| Task prompt |
Each line that holds the word "chevron" is to be identified and copied.

Data records:

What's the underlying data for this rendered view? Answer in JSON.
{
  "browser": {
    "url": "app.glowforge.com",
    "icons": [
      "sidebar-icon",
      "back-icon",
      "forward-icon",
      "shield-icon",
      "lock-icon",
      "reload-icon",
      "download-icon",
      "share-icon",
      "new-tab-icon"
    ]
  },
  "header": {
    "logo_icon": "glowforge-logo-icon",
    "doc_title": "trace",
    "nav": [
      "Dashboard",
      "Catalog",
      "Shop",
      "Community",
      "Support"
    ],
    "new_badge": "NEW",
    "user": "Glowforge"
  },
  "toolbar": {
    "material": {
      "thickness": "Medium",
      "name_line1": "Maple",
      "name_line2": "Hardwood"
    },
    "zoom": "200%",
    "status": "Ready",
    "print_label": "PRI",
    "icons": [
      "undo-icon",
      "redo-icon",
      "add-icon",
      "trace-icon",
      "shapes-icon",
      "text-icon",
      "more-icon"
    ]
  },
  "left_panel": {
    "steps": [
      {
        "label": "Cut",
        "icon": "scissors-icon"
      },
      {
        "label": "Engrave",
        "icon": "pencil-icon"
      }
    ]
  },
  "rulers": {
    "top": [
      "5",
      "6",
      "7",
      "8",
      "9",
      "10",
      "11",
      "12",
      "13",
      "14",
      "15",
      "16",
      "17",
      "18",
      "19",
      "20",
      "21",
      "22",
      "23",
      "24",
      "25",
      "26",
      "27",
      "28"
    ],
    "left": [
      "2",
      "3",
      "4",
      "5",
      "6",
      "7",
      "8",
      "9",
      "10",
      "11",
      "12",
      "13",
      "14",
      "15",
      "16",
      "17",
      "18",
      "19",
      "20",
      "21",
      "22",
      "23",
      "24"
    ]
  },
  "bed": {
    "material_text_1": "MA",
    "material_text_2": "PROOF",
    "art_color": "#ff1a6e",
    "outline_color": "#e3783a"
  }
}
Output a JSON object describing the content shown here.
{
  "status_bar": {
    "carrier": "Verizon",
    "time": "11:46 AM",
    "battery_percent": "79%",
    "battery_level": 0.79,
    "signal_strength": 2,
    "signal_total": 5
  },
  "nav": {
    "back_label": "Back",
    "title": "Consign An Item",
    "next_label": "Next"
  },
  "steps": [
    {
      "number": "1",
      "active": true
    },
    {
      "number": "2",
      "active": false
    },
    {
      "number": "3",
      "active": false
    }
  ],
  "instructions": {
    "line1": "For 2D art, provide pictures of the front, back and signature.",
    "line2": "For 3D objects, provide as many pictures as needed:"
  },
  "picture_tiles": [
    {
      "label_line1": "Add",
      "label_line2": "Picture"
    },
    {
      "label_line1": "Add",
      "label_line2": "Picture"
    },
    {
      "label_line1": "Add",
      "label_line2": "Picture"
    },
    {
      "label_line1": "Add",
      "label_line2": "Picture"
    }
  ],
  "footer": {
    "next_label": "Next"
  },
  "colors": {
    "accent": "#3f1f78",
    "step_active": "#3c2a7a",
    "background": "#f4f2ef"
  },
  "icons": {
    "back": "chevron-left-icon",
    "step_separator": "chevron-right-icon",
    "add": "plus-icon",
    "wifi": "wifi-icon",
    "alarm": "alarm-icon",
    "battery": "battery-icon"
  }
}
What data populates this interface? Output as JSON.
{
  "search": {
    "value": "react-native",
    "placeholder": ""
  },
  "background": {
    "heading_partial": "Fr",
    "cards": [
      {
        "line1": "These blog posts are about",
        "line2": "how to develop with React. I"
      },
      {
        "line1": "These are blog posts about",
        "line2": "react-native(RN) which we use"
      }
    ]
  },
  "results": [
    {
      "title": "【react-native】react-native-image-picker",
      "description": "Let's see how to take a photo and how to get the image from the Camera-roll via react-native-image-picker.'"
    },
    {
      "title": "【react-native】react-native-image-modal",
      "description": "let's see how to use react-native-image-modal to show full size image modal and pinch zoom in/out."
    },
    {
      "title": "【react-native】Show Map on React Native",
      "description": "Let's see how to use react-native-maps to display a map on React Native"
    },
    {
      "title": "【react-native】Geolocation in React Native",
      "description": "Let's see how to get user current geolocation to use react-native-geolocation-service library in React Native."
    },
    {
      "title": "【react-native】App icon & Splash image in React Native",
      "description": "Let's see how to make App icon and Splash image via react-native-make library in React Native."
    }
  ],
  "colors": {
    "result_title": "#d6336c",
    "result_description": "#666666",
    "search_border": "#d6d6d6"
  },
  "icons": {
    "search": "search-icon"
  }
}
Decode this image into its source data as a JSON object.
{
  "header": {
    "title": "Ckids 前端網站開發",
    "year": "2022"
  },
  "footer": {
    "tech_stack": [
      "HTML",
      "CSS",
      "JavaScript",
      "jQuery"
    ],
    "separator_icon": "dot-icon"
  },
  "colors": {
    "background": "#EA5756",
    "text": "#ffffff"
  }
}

| The response |
    "back": "chevron-left-icon",
    "step_separator": "chevron-right-icon",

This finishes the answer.